* [WHAT IS NEEDED]: Transcribe the data that follows precisely, omitting nothing.

* [Records excerpted from a collection]:

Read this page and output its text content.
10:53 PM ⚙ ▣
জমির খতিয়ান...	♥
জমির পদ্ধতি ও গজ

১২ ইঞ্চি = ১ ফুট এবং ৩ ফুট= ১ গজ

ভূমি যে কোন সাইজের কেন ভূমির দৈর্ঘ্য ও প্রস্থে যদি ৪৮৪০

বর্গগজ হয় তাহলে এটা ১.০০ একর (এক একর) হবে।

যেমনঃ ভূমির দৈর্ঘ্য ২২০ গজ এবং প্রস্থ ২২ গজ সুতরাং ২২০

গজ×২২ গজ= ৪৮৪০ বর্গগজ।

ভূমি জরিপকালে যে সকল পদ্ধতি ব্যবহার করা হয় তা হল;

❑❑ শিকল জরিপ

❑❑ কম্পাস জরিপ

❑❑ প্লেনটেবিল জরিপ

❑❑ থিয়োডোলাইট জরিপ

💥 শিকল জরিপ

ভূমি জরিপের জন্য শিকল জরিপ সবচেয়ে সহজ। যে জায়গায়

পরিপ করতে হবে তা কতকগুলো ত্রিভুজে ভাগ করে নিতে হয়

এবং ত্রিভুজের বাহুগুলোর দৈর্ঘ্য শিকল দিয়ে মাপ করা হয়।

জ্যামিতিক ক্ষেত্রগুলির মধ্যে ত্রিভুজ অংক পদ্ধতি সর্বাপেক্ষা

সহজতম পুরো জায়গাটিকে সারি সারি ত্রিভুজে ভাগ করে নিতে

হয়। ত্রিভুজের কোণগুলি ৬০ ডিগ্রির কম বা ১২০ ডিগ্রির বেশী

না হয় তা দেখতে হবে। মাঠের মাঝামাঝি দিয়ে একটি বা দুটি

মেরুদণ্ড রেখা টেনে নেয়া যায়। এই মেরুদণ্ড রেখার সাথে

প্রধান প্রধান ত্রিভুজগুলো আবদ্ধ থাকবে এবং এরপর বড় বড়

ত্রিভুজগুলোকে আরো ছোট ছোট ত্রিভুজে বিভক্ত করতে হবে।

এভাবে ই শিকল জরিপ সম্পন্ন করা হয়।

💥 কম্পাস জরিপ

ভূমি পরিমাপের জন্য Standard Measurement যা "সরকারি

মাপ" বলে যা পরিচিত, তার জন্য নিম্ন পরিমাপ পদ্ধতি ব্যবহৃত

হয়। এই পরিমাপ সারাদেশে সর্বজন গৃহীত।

* [OUTPUT OF THE TASK]:
Read this page and output its text content.
10:53 PM ⚙ ▣
জমির খতিয়ান...	♥
জমির পদ্ধতি ও গজ

১২ ইঞ্চি = ১ ফুট এবং ৩ ফুট= ১ গজ

ভূমি যে কোন সাইজের কেন ভূমির দৈর্ঘ্য ও প্রস্থে যদি ৪৮৪০

বর্গগজ হয় তাহলে এটা ১.০০ একর (এক একর) হবে।

যেমনঃ ভূমির দৈর্ঘ্য ২২০ গজ এবং প্রস্থ ২২ গজ সুতরাং ২২০

গজ×২২ গজ= ৪৮৪০ বর্গগজ।

ভূমি জরিপকালে যে সকল পদ্ধতি ব্যবহার করা হয় তা হল;

❑❑ শিকল জরিপ

❑❑ কম্পাস জরিপ

❑❑ প্লেনটেবিল জরিপ

❑❑ থিয়োডোলাইট জরিপ

💥 শিকল জরিপ

ভূমি জরিপের জন্য শিকল জরিপ সবচেয়ে সহজ। যে জায়গায়

পরিপ করতে হবে তা কতকগুলো ত্রিভুজে ভাগ করে নিতে হয়

এবং ত্রিভুজের বাহুগুলোর দৈর্ঘ্য শিকল দিয়ে মাপ করা হয়।

জ্যামিতিক ক্ষেত্রগুলির মধ্যে ত্রিভুজ অংক পদ্ধতি সর্বাপেক্ষা

সহজতম পুরো জায়গাটিকে সারি সারি ত্রিভুজে ভাগ করে নিতে

হয়। ত্রিভুজের কোণগুলি ৬০ ডিগ্রির কম বা ১২০ ডিগ্রির বেশী

না হয় তা দেখতে হবে। মাঠের মাঝামাঝি দিয়ে একটি বা দুটি

মেরুদণ্ড রেখা টেনে নেয়া যায়। এই মেরুদণ্ড রেখার সাথে

প্রধান প্রধান ত্রিভুজগুলো আবদ্ধ থাকবে এবং এরপর বড় বড়

ত্রিভুজগুলোকে আরো ছোট ছোট ত্রিভুজে বিভক্ত করতে হবে।

এভাবে ই শিকল জরিপ সম্পন্ন করা হয়।

💥 কম্পাস জরিপ

ভূমি পরিমাপের জন্য Standard Measurement যা "সরকারি

মাপ" বলে যা পরিচিত, তার জন্য নিম্ন পরিমাপ পদ্ধতি ব্যবহৃত

হয়। এই পরিমাপ সারাদেশে সর্বজন গৃহীত।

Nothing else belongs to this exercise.